Tell how many lines include the string "excerpt". Answer with a single number.

─── Given data ───

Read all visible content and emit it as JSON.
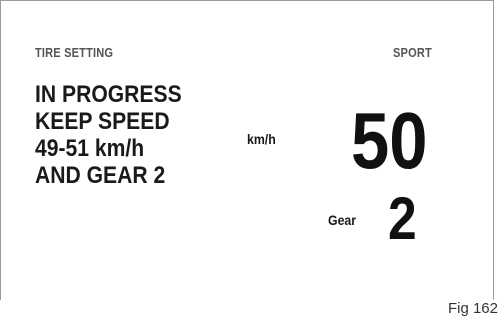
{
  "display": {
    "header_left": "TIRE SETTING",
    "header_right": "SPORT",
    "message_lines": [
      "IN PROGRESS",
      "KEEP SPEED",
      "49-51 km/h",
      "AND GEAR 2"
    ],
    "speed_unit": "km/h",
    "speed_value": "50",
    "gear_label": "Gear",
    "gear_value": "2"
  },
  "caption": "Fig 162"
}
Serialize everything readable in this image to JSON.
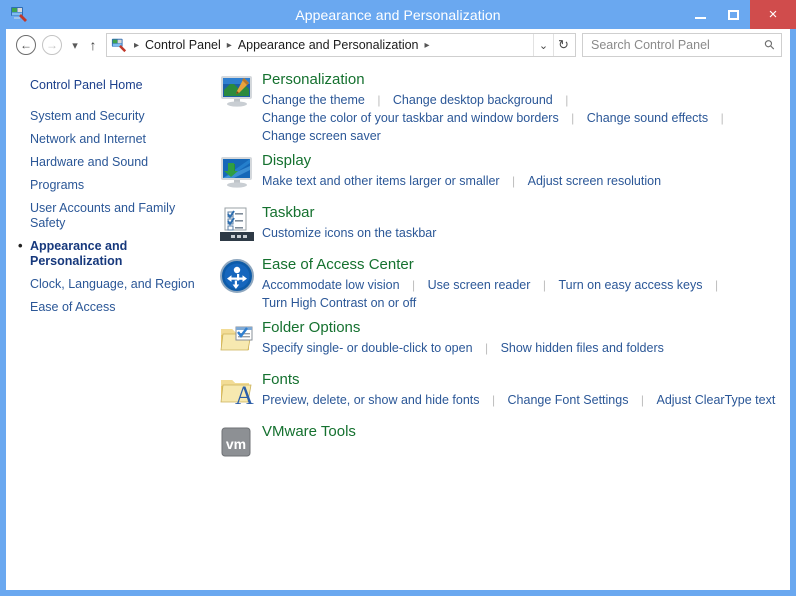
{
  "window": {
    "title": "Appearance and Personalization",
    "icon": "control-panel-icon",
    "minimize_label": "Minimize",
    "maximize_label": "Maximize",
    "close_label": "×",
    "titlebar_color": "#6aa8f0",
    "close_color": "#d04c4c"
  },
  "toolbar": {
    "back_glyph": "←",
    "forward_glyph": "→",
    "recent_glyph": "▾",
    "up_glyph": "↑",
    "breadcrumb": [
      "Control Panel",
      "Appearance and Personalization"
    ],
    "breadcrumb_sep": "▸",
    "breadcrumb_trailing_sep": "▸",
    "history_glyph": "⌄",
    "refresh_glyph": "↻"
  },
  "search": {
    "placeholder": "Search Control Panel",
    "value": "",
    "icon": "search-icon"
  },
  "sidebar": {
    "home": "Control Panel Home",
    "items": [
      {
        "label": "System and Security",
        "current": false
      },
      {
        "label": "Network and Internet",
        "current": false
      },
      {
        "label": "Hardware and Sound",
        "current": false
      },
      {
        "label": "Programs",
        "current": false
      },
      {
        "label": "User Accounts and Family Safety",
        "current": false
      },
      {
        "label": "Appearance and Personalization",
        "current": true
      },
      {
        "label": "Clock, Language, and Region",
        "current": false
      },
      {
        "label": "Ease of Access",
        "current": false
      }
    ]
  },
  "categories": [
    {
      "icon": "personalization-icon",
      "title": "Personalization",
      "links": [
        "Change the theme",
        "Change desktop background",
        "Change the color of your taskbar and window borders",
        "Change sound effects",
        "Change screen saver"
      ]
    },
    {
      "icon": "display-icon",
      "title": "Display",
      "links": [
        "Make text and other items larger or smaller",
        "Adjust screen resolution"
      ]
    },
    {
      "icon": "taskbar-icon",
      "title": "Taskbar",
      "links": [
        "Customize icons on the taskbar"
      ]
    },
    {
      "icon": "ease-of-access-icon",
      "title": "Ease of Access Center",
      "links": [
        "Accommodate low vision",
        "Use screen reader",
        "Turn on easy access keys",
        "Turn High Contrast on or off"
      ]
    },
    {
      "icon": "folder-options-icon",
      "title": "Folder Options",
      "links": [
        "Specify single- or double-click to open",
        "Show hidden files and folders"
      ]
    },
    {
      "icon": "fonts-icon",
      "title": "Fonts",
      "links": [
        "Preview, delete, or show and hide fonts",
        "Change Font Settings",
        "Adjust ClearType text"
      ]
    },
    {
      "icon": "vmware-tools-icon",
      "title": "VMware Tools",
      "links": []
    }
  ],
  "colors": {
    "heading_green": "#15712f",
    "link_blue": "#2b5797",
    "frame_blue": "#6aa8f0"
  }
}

───
─── Given data ───

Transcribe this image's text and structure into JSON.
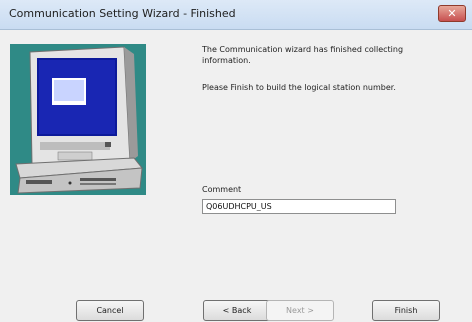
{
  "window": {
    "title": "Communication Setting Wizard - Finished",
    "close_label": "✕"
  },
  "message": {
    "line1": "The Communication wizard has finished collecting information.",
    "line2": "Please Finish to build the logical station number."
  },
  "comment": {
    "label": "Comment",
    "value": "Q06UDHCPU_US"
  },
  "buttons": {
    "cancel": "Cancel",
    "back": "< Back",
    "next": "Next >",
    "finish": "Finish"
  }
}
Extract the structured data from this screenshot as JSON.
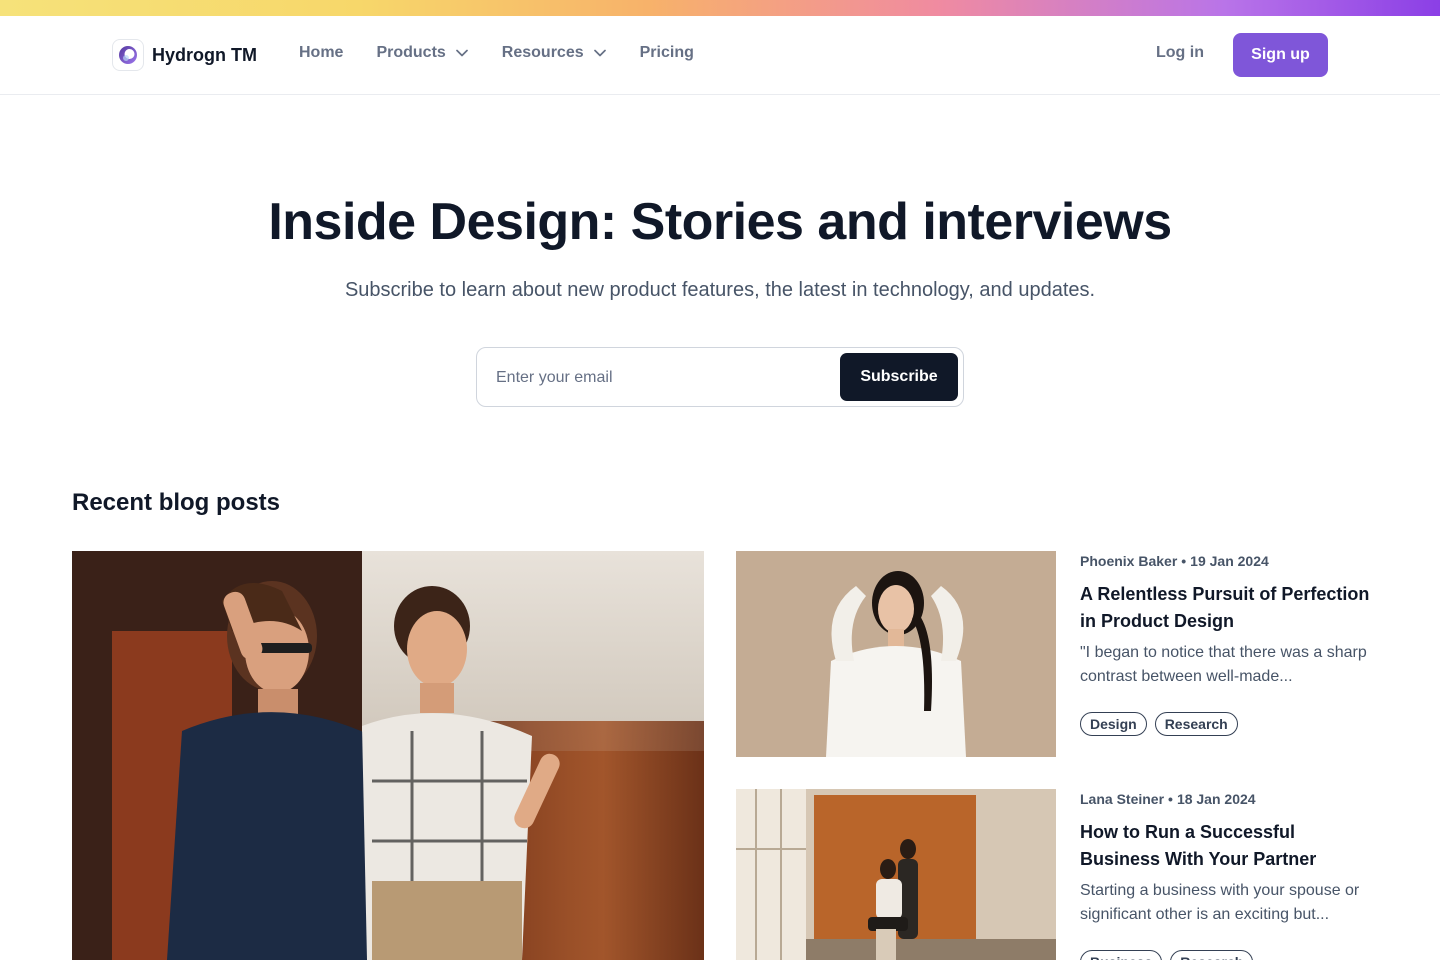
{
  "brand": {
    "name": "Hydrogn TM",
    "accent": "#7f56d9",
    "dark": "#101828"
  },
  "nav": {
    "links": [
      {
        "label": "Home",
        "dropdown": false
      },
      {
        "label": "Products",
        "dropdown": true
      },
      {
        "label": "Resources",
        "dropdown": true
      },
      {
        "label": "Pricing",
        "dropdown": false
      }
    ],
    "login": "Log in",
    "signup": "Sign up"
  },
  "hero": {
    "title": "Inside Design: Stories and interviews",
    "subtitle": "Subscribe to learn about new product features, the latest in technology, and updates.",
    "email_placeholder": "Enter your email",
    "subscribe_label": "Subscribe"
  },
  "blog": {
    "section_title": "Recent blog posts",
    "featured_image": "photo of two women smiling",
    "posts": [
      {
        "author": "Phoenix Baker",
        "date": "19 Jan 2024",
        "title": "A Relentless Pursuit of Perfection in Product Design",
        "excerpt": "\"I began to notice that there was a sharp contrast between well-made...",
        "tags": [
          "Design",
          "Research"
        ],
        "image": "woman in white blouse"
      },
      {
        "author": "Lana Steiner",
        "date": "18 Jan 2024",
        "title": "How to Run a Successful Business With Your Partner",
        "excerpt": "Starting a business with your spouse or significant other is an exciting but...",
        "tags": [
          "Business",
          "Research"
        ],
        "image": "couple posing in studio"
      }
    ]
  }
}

───

### Response to this exercise
2